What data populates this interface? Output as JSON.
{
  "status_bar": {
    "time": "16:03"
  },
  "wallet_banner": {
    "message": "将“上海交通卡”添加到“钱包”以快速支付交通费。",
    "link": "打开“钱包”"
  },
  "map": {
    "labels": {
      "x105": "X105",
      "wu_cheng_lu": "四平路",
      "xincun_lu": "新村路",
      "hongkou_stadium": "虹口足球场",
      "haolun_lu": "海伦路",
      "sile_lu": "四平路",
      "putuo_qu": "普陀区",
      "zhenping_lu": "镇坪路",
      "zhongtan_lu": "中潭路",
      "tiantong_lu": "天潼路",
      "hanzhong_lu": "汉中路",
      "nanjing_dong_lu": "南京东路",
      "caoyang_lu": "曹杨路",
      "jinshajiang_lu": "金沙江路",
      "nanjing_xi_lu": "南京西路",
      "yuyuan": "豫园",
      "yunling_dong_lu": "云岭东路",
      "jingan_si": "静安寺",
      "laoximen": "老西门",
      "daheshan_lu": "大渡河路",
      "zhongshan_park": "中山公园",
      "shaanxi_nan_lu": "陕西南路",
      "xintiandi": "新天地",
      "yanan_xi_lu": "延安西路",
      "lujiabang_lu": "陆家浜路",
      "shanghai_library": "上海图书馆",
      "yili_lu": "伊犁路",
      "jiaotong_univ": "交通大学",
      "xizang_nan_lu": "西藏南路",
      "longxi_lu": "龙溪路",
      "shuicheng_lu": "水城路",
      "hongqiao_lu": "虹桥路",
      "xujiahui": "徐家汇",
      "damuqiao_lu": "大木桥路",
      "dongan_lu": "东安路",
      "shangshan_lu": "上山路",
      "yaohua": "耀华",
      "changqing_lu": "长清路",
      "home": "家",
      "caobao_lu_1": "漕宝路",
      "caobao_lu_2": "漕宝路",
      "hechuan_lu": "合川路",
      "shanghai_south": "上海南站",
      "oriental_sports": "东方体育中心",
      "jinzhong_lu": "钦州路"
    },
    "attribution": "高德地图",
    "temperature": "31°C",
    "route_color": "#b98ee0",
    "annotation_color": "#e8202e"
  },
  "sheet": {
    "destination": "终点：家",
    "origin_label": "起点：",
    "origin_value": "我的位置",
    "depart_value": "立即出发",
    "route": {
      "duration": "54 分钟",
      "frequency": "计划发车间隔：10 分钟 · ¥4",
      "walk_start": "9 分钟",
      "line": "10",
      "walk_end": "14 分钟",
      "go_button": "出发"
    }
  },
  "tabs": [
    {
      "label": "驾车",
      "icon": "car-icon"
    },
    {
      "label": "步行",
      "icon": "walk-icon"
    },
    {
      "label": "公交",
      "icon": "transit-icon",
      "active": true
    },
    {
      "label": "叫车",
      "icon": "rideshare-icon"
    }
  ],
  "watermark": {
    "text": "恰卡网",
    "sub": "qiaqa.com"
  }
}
------------------------------
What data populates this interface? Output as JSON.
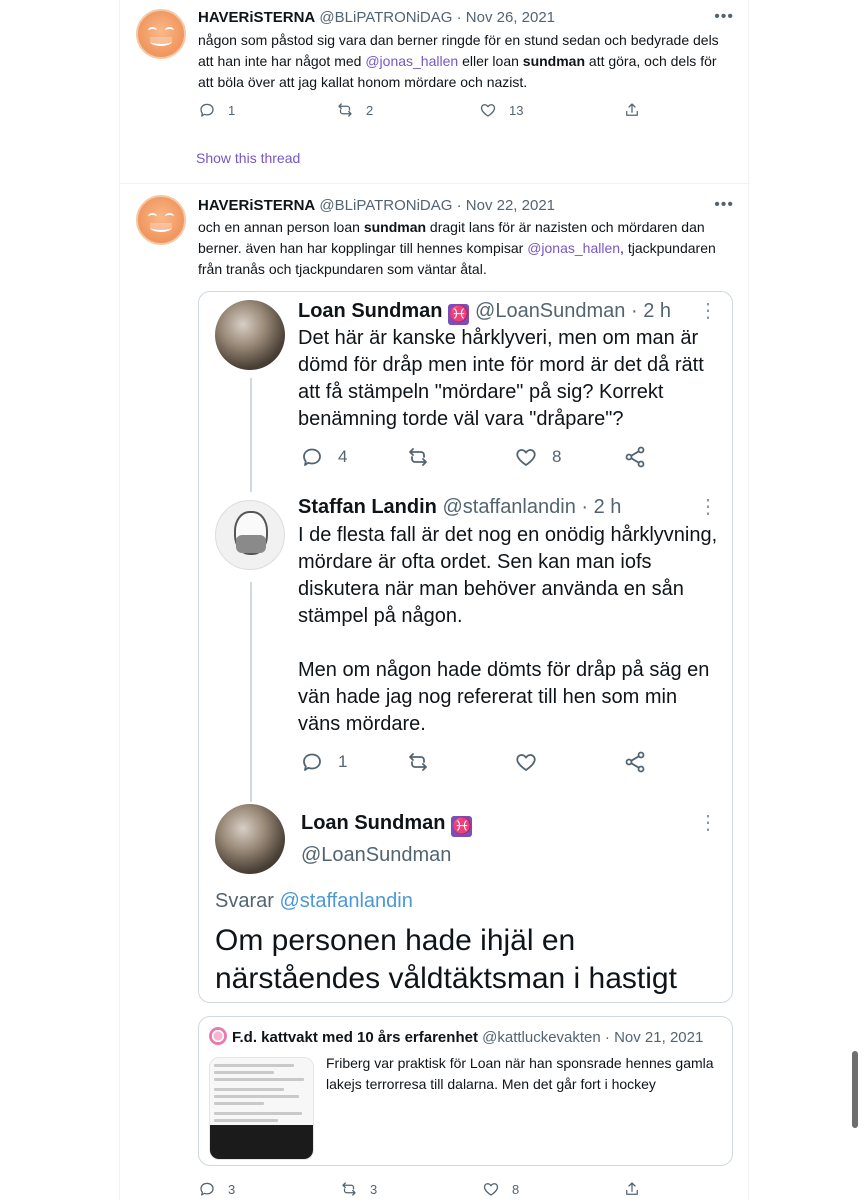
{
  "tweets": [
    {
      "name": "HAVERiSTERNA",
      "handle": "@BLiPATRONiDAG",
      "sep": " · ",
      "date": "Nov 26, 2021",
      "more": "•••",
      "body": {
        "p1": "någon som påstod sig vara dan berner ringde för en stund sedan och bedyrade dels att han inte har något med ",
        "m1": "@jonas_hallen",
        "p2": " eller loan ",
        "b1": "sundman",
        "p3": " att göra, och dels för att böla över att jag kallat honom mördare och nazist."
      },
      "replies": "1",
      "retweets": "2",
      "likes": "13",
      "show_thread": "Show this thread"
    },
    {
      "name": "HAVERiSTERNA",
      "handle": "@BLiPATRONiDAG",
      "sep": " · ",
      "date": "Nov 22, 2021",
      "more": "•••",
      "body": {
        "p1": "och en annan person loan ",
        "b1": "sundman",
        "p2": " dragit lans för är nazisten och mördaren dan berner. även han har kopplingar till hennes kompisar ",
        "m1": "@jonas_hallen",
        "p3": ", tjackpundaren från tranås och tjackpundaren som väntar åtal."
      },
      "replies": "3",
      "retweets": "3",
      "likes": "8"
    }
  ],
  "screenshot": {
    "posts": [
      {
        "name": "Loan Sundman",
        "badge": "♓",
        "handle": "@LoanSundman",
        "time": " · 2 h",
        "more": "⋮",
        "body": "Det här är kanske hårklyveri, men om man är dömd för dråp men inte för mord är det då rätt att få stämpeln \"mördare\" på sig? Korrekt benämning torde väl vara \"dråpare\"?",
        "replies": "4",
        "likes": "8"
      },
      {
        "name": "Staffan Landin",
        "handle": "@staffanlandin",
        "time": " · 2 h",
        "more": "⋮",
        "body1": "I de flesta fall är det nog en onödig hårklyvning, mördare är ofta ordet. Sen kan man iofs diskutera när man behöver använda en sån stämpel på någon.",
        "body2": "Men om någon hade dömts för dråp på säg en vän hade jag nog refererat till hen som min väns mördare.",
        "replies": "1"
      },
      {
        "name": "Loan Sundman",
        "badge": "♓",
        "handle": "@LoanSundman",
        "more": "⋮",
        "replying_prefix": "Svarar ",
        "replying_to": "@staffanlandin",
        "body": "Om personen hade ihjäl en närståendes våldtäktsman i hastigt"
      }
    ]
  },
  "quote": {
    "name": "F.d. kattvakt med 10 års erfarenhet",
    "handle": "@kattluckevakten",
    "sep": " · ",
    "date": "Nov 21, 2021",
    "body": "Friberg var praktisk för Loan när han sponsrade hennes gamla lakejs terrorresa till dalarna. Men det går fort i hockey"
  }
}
------------------------------
= Short problem =
Every line above that contains the word "hennes" should be reported.

= Task solution =
        "p2": " dragit lans för är nazisten och mördaren dan berner. även han har kopplingar till hennes kompisar ",
    "body": "Friberg var praktisk för Loan när han sponsrade hennes gamla lakejs terrorresa till dalarna. Men det går fort i hockey"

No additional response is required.